--- Begin ---

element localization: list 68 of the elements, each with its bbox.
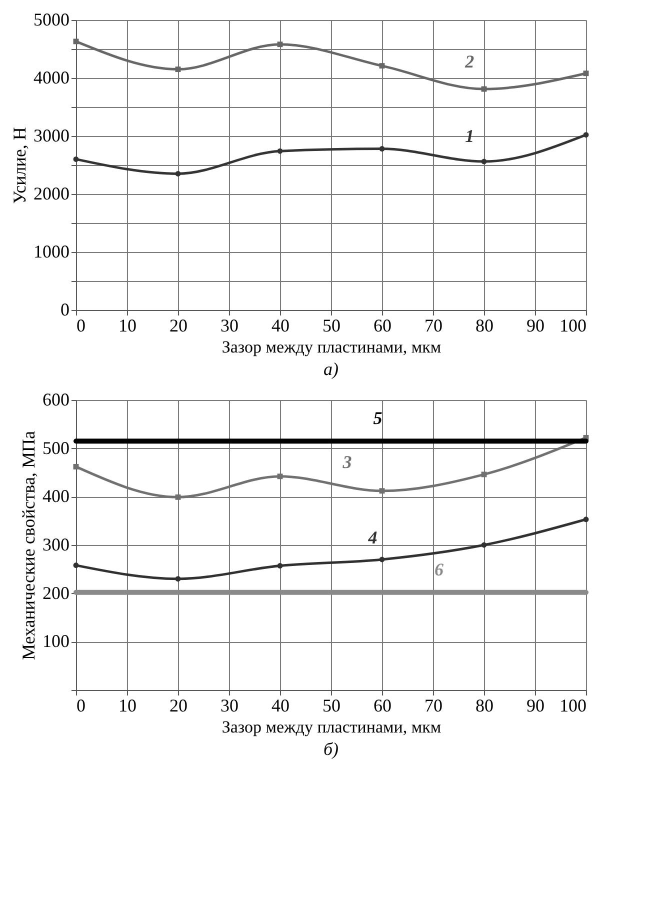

--- End ---
--- Begin ---

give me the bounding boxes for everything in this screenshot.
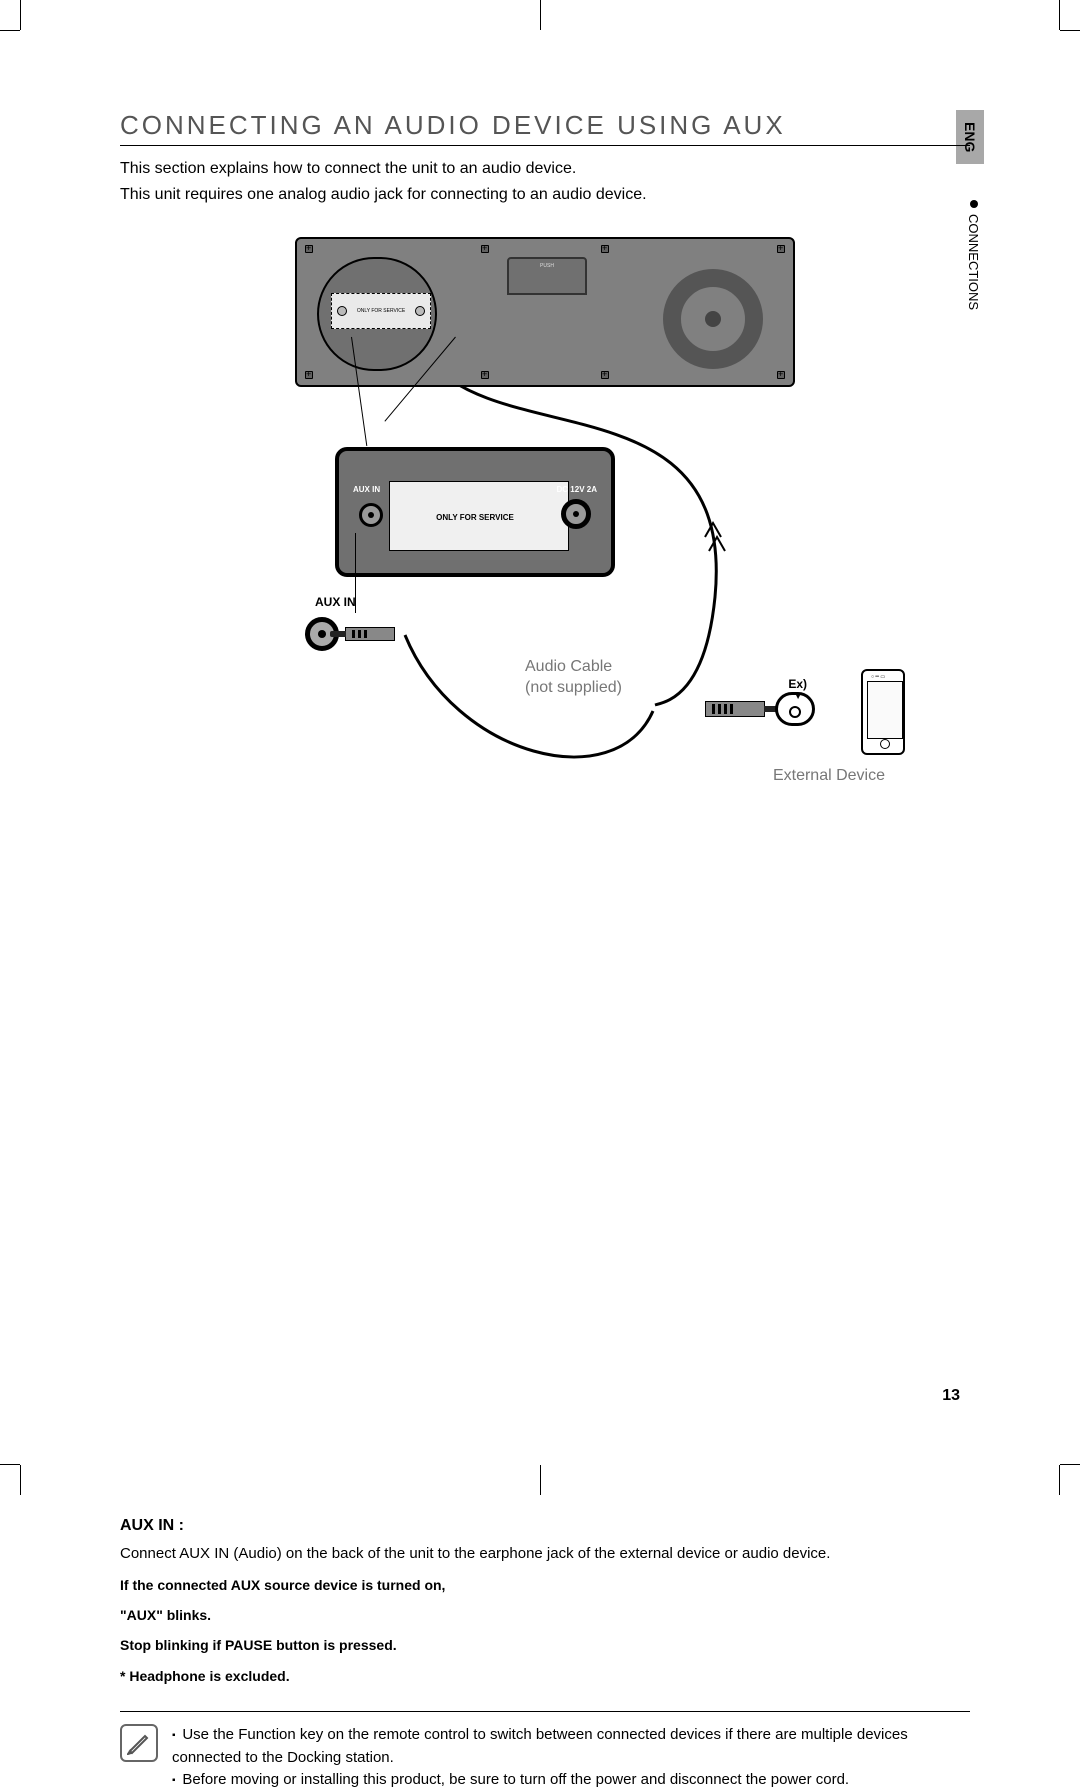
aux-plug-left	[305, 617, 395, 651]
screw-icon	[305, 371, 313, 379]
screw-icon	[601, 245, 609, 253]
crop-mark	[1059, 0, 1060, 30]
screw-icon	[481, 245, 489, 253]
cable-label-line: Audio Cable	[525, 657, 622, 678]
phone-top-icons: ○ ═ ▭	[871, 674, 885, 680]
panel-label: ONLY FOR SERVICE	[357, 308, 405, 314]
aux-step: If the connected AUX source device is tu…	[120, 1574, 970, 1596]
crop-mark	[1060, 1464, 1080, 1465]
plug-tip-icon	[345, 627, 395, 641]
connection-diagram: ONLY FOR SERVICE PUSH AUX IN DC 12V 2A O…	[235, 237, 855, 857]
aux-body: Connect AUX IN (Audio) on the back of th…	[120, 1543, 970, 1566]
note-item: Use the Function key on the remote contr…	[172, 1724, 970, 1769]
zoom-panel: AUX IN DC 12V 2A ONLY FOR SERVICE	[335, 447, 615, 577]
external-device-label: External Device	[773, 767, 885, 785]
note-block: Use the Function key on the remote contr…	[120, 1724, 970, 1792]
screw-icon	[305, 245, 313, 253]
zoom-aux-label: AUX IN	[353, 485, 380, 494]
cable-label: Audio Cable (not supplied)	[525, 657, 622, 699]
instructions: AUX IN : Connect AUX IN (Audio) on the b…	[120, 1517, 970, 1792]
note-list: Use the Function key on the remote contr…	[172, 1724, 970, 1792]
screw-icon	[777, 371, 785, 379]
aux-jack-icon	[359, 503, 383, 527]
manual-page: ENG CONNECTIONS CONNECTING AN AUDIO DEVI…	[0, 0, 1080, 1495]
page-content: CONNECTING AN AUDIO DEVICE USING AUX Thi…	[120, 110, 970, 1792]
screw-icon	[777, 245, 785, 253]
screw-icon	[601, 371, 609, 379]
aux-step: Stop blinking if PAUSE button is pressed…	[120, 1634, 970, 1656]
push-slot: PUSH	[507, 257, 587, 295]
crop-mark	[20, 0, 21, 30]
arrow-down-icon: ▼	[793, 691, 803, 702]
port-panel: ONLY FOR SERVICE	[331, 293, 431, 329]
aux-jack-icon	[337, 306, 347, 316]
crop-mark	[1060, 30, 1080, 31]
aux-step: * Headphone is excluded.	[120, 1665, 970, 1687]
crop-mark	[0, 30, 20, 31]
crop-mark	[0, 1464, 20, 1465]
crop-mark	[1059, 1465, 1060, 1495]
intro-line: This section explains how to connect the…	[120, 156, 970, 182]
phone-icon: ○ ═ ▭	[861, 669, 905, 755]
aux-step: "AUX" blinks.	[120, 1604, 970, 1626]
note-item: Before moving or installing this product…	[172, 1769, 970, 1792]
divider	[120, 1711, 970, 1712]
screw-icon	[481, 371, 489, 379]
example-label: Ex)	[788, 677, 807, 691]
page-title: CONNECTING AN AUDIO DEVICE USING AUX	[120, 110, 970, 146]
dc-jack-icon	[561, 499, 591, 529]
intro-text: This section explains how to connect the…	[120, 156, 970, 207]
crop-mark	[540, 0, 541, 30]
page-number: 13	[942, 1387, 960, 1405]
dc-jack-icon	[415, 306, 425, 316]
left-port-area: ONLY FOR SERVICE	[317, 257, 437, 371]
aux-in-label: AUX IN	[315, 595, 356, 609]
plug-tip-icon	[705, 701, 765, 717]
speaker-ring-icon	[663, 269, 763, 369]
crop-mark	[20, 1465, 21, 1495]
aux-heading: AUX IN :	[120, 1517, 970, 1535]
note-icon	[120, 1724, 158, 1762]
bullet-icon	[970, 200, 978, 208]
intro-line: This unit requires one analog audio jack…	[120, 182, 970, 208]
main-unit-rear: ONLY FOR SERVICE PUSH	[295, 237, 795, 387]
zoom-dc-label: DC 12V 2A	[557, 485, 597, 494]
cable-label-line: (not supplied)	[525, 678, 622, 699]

--- End ---
--- Begin ---

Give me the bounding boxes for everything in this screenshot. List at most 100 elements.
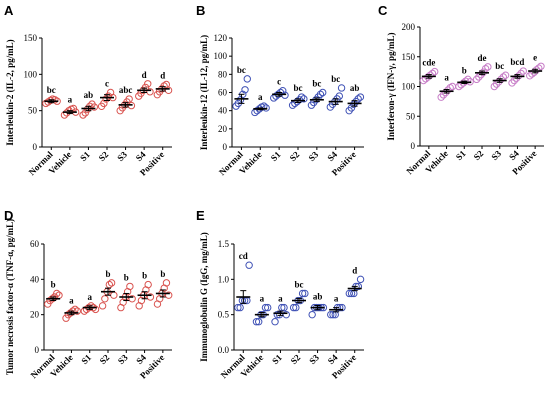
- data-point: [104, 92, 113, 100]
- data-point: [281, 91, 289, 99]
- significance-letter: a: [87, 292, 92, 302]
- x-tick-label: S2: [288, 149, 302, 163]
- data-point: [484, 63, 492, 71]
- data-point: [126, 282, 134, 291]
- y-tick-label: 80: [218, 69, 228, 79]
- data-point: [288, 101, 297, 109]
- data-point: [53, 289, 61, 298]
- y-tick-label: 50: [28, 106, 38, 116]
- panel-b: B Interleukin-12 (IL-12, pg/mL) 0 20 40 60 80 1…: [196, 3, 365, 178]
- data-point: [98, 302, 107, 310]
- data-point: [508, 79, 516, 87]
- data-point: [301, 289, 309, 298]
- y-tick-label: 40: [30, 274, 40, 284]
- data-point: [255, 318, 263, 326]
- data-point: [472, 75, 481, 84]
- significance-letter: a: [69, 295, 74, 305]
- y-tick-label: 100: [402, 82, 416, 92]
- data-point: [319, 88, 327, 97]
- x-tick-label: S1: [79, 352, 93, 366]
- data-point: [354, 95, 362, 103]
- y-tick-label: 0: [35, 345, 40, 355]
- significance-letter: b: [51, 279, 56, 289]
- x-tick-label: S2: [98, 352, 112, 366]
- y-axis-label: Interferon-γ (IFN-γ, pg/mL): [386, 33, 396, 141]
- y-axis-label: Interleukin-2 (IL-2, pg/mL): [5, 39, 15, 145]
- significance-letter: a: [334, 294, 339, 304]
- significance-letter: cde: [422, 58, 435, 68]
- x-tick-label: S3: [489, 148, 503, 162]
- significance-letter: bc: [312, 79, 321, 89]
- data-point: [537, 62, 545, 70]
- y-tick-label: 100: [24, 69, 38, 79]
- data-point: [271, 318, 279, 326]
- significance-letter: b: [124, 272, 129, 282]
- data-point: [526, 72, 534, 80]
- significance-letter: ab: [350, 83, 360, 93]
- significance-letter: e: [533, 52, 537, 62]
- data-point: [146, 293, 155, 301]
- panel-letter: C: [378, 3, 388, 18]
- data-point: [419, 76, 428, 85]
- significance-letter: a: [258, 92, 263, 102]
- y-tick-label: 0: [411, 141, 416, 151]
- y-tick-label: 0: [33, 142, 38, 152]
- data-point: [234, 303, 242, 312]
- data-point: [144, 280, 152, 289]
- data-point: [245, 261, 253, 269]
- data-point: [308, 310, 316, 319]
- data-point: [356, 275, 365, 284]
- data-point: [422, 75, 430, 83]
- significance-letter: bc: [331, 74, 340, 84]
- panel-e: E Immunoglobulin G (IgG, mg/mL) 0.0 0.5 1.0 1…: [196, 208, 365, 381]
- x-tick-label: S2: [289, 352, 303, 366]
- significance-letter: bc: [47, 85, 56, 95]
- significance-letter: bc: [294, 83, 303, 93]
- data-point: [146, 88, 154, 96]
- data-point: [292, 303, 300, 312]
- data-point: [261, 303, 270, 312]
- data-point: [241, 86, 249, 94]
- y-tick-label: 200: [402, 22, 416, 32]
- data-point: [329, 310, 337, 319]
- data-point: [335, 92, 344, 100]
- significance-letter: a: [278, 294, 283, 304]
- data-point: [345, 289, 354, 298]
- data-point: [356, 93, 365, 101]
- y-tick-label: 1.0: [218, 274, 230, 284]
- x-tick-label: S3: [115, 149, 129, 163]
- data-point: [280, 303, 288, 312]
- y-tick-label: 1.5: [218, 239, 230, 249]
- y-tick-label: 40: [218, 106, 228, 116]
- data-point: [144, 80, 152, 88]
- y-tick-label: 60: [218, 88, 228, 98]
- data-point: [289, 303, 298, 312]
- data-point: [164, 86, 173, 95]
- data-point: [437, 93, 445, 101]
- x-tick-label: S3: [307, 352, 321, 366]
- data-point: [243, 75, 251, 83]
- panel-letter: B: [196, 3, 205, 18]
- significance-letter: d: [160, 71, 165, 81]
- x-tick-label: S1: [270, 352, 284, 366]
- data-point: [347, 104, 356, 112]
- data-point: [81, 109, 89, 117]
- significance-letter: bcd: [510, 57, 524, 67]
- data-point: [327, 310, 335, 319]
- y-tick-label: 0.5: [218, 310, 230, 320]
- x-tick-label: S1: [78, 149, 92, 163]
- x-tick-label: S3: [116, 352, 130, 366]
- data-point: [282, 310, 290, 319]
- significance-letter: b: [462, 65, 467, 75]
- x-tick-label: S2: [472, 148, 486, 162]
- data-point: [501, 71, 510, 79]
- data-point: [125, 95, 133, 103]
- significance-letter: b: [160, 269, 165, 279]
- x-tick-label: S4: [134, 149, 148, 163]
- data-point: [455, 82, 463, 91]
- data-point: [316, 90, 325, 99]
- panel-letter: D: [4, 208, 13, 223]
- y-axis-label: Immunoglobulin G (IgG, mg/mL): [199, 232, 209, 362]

--- End ---

YOUR TASK
Repeat the stretch of the records from the line containing "most 100 elements." through the line containing "- x-tick-label: S2: [98, 352, 112, 366]", switching "data-point" to "marker" and leaving everything else unchanged. Omit the pictures from your answer.

ANSWER TO THE EXERCISE
Give me the bounding boxes for everything in this screenshot. List at most 100 elements.
- marker: [104, 92, 113, 100]
- marker: [281, 91, 289, 99]
- significance-letter: a: [87, 292, 92, 302]
- x-tick-label: S2: [288, 149, 302, 163]
- marker: [484, 63, 492, 71]
- marker: [126, 282, 134, 291]
- y-tick-label: 80: [218, 69, 228, 79]
- marker: [288, 101, 297, 109]
- marker: [53, 289, 61, 298]
- y-tick-label: 50: [28, 106, 38, 116]
- panel-b: B Interleukin-12 (IL-12, pg/mL) 0 20 40 60 80 1…: [196, 3, 365, 178]
- marker: [98, 302, 107, 310]
- marker: [508, 79, 516, 87]
- marker: [301, 289, 309, 298]
- y-tick-label: 40: [30, 274, 40, 284]
- marker: [255, 318, 263, 326]
- marker: [472, 75, 481, 84]
- significance-letter: a: [69, 295, 74, 305]
- y-tick-label: 100: [402, 82, 416, 92]
- marker: [319, 88, 327, 97]
- x-tick-label: S1: [79, 352, 93, 366]
- marker: [354, 95, 362, 103]
- y-tick-label: 0: [35, 345, 40, 355]
- significance-letter: b: [51, 279, 56, 289]
- x-tick-label: S2: [98, 352, 112, 366]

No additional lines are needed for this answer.